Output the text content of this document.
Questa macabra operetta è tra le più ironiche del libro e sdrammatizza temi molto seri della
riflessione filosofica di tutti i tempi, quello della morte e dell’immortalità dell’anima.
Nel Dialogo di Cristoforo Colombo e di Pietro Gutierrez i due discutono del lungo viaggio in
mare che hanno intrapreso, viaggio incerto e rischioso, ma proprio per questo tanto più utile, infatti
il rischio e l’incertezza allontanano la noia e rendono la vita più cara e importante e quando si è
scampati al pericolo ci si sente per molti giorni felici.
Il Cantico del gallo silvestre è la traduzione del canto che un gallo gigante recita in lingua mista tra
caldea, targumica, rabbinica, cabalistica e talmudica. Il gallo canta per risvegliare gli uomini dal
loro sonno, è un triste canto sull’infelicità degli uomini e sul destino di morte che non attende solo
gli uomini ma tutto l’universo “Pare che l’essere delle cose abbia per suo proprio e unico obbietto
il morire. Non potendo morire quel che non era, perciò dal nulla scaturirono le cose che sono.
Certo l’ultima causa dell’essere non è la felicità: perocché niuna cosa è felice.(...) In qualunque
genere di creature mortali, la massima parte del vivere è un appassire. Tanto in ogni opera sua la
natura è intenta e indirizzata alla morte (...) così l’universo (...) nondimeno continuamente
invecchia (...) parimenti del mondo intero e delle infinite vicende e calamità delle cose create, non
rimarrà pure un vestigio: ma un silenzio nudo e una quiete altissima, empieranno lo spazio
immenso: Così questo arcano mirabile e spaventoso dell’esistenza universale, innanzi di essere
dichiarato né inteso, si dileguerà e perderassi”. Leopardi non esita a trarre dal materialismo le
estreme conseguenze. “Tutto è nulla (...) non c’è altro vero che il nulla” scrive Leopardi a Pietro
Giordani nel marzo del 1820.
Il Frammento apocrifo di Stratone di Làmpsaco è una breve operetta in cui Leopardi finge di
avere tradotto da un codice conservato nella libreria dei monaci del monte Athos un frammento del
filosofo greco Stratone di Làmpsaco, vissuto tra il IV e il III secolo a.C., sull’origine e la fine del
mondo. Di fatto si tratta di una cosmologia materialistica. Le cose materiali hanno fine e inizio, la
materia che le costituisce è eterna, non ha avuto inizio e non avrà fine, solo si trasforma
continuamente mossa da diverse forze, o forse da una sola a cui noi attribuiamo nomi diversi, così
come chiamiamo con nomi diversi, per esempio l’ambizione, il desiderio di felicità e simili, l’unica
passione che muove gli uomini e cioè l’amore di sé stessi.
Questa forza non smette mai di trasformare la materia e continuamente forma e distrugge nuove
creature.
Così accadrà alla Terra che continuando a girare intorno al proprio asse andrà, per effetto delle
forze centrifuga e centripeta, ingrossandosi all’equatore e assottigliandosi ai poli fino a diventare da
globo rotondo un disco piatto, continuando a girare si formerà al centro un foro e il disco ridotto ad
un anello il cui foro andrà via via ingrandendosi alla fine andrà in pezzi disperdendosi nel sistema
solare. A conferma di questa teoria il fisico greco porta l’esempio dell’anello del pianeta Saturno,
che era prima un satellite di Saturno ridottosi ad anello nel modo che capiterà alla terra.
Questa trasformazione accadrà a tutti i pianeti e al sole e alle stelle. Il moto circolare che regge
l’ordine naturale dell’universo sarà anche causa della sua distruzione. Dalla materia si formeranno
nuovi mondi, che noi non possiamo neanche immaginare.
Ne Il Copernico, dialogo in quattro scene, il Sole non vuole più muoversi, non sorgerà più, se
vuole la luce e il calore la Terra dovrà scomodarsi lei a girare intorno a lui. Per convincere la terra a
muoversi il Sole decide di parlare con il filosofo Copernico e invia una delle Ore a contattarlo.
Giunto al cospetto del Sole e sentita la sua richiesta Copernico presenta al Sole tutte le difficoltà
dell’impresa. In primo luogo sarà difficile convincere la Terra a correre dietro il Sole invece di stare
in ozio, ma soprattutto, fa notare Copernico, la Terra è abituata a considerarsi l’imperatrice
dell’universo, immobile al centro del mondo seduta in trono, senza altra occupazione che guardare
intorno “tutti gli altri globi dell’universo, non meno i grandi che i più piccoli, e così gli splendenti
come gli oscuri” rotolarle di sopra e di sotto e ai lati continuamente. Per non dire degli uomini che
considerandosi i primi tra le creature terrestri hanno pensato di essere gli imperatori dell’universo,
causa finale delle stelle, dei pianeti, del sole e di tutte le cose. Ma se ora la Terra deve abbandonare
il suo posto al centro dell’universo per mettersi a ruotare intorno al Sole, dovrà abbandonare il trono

### Direction
Take the lines above and retype all of them exactly.

### The reply
Output the text content of this document.
Questa macabra operetta è tra le più ironiche del libro e sdrammatizza temi molto seri della
riflessione filosofica di tutti i tempi, quello della morte e dell’immortalità dell’anima.
Nel Dialogo di Cristoforo Colombo e di Pietro Gutierrez i due discutono del lungo viaggio in
mare che hanno intrapreso, viaggio incerto e rischioso, ma proprio per questo tanto più utile, infatti
il rischio e l’incertezza allontanano la noia e rendono la vita più cara e importante e quando si è
scampati al pericolo ci si sente per molti giorni felici.
Il Cantico del gallo silvestre è la traduzione del canto che un gallo gigante recita in lingua mista tra
caldea, targumica, rabbinica, cabalistica e talmudica. Il gallo canta per risvegliare gli uomini dal
loro sonno, è un triste canto sull’infelicità degli uomini e sul destino di morte che non attende solo
gli uomini ma tutto l’universo “Pare che l’essere delle cose abbia per suo proprio e unico obbietto
il morire. Non potendo morire quel che non era, perciò dal nulla scaturirono le cose che sono.
Certo l’ultima causa dell’essere non è la felicità: perocché niuna cosa è felice.(...) In qualunque
genere di creature mortali, la massima parte del vivere è un appassire. Tanto in ogni opera sua la
natura è intenta e indirizzata alla morte (...) così l’universo (...) nondimeno continuamente
invecchia (...) parimenti del mondo intero e delle infinite vicende e calamità delle cose create, non
rimarrà pure un vestigio: ma un silenzio nudo e una quiete altissima, empieranno lo spazio
immenso: Così questo arcano mirabile e spaventoso dell’esistenza universale, innanzi di essere
dichiarato né inteso, si dileguerà e perderassi”. Leopardi non esita a trarre dal materialismo le
estreme conseguenze. “Tutto è nulla (...) non c’è altro vero che il nulla” scrive Leopardi a Pietro
Giordani nel marzo del 1820.
Il Frammento apocrifo di Stratone di Làmpsaco è una breve operetta in cui Leopardi finge di
avere tradotto da un codice conservato nella libreria dei monaci del monte Athos un frammento del
filosofo greco Stratone di Làmpsaco, vissuto tra il IV e il III secolo a.C., sull’origine e la fine del
mondo. Di fatto si tratta di una cosmologia materialistica. Le cose materiali hanno fine e inizio, la
materia che le costituisce è eterna, non ha avuto inizio e non avrà fine, solo si trasforma
continuamente mossa da diverse forze, o forse da una sola a cui noi attribuiamo nomi diversi, così
come chiamiamo con nomi diversi, per esempio l’ambizione, il desiderio di felicità e simili, l’unica
passione che muove gli uomini e cioè l’amore di sé stessi.
Questa forza non smette mai di trasformare la materia e continuamente forma e distrugge nuove
creature.
Così accadrà alla Terra che continuando a girare intorno al proprio asse andrà, per effetto delle
forze centrifuga e centripeta, ingrossandosi all’equatore e assottigliandosi ai poli fino a diventare da
globo rotondo un disco piatto, continuando a girare si formerà al centro un foro e il disco ridotto ad
un anello il cui foro andrà via via ingrandendosi alla fine andrà in pezzi disperdendosi nel sistema
solare. A conferma di questa teoria il fisico greco porta l’esempio dell’anello del pianeta Saturno,
che era prima un satellite di Saturno ridottosi ad anello nel modo che capiterà alla terra.
Questa trasformazione accadrà a tutti i pianeti e al sole e alle stelle. Il moto circolare che regge
l’ordine naturale dell’universo sarà anche causa della sua distruzione. Dalla materia si formeranno
nuovi mondi, che noi non possiamo neanche immaginare.
Ne Il Copernico, dialogo in quattro scene, il Sole non vuole più muoversi, non sorgerà più, se
vuole la luce e il calore la Terra dovrà scomodarsi lei a girare intorno a lui. Per convincere la terra a
muoversi il Sole decide di parlare con il filosofo Copernico e invia una delle Ore a contattarlo.
Giunto al cospetto del Sole e sentita la sua richiesta Copernico presenta al Sole tutte le difficoltà
dell’impresa. In primo luogo sarà difficile convincere la Terra a correre dietro il Sole invece di stare
in ozio, ma soprattutto, fa notare Copernico, la Terra è abituata a considerarsi l’imperatrice
dell’universo, immobile al centro del mondo seduta in trono, senza altra occupazione che guardare
intorno “tutti gli altri globi dell’universo, non meno i grandi che i più piccoli, e così gli splendenti
come gli oscuri” rotolarle di sopra e di sotto e ai lati continuamente. Per non dire degli uomini che
considerandosi i primi tra le creature terrestri hanno pensato di essere gli imperatori dell’universo,
causa finale delle stelle, dei pianeti, del sole e di tutte le cose. Ma se ora la Terra deve abbandonare
il suo posto al centro dell’universo per mettersi a ruotare intorno al Sole, dovrà abbandonare il trono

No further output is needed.